■ Task prompt
All material below is to be reproduced exactly.
---------------
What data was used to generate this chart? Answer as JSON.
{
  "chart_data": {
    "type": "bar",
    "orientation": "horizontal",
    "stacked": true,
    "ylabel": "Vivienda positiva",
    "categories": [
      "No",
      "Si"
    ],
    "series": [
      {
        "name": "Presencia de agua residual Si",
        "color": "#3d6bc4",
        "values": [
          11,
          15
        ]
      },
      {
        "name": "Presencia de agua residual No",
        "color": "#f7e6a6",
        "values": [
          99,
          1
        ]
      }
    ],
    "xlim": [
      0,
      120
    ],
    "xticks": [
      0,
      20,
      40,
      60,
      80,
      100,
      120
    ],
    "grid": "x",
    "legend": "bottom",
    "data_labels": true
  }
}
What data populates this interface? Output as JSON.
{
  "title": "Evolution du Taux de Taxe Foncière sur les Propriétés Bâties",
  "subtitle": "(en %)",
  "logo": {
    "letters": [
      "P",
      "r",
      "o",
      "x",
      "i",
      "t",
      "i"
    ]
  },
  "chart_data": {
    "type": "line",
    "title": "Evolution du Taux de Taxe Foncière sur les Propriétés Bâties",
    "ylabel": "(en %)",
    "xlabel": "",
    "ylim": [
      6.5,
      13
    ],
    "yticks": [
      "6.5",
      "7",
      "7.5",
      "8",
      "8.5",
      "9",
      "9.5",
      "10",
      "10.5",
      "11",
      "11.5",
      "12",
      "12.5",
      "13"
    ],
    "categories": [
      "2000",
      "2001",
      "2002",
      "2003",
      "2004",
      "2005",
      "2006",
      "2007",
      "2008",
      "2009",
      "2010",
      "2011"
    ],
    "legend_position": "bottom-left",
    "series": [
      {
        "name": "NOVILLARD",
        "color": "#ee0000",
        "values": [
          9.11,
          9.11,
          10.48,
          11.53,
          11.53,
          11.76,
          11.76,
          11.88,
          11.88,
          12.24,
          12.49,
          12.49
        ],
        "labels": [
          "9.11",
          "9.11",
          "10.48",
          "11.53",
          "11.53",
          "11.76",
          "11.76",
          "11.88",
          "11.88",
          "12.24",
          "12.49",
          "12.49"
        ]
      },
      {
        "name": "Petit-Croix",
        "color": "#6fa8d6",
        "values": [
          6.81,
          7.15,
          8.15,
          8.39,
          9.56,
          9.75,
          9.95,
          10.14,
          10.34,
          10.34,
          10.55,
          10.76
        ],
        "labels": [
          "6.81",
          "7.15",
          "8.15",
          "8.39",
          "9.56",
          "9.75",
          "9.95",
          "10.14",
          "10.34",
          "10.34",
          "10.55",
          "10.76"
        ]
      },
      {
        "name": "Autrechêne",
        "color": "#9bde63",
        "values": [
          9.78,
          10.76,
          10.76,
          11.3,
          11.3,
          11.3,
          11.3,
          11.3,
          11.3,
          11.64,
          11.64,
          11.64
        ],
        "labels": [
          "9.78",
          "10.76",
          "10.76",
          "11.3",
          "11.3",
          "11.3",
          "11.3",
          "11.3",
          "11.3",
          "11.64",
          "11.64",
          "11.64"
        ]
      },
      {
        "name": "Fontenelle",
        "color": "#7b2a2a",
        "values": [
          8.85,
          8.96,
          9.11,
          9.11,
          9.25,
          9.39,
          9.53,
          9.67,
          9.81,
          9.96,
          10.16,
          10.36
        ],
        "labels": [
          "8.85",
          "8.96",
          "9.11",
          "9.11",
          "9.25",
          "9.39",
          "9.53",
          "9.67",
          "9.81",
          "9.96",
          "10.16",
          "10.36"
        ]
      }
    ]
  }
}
---------------
■ Answer to the exercise
What data was used to generate this chart? Answer as JSON.
{
  "chart_data": {
    "type": "bar",
    "orientation": "horizontal",
    "stacked": true,
    "ylabel": "Vivienda positiva",
    "categories": [
      "No",
      "Si"
    ],
    "series": [
      {
        "name": "Presencia de agua residual Si",
        "color": "#3d6bc4",
        "values": [
          11,
          15
        ]
      },
      {
        "name": "Presencia de agua residual No",
        "color": "#f7e6a6",
        "values": [
          99,
          1
        ]
      }
    ],
    "xlim": [
      0,
      120
    ],
    "xticks": [
      0,
      20,
      40,
      60,
      80,
      100,
      120
    ],
    "grid": "x",
    "legend": "bottom",
    "data_labels": true
  }
}
What data populates this interface? Output as JSON.
{
  "title": "Evolution du Taux de Taxe Foncière sur les Propriétés Bâties",
  "subtitle": "(en %)",
  "logo": {
    "letters": [
      "P",
      "r",
      "o",
      "x",
      "i",
      "t",
      "i"
    ]
  },
  "chart_data": {
    "type": "line",
    "title": "Evolution du Taux de Taxe Foncière sur les Propriétés Bâties",
    "ylabel": "(en %)",
    "xlabel": "",
    "ylim": [
      6.5,
      13
    ],
    "yticks": [
      "6.5",
      "7",
      "7.5",
      "8",
      "8.5",
      "9",
      "9.5",
      "10",
      "10.5",
      "11",
      "11.5",
      "12",
      "12.5",
      "13"
    ],
    "categories": [
      "2000",
      "2001",
      "2002",
      "2003",
      "2004",
      "2005",
      "2006",
      "2007",
      "2008",
      "2009",
      "2010",
      "2011"
    ],
    "legend_position": "bottom-left",
    "series": [
      {
        "name": "NOVILLARD",
        "color": "#ee0000",
        "values": [
          9.11,
          9.11,
          10.48,
          11.53,
          11.53,
          11.76,
          11.76,
          11.88,
          11.88,
          12.24,
          12.49,
          12.49
        ],
        "labels": [
          "9.11",
          "9.11",
          "10.48",
          "11.53",
          "11.53",
          "11.76",
          "11.76",
          "11.88",
          "11.88",
          "12.24",
          "12.49",
          "12.49"
        ]
      },
      {
        "name": "Petit-Croix",
        "color": "#6fa8d6",
        "values": [
          6.81,
          7.15,
          8.15,
          8.39,
          9.56,
          9.75,
          9.95,
          10.14,
          10.34,
          10.34,
          10.55,
          10.76
        ],
        "labels": [
          "6.81",
          "7.15",
          "8.15",
          "8.39",
          "9.56",
          "9.75",
          "9.95",
          "10.14",
          "10.34",
          "10.34",
          "10.55",
          "10.76"
        ]
      },
      {
        "name": "Autrechêne",
        "color": "#9bde63",
        "values": [
          9.78,
          10.76,
          10.76,
          11.3,
          11.3,
          11.3,
          11.3,
          11.3,
          11.3,
          11.64,
          11.64,
          11.64
        ],
        "labels": [
          "9.78",
          "10.76",
          "10.76",
          "11.3",
          "11.3",
          "11.3",
          "11.3",
          "11.3",
          "11.3",
          "11.64",
          "11.64",
          "11.64"
        ]
      },
      {
        "name": "Fontenelle",
        "color": "#7b2a2a",
        "values": [
          8.85,
          8.96,
          9.11,
          9.11,
          9.25,
          9.39,
          9.53,
          9.67,
          9.81,
          9.96,
          10.16,
          10.36
        ],
        "labels": [
          "8.85",
          "8.96",
          "9.11",
          "9.11",
          "9.25",
          "9.39",
          "9.53",
          "9.67",
          "9.81",
          "9.96",
          "10.16",
          "10.36"
        ]
      }
    ]
  }
}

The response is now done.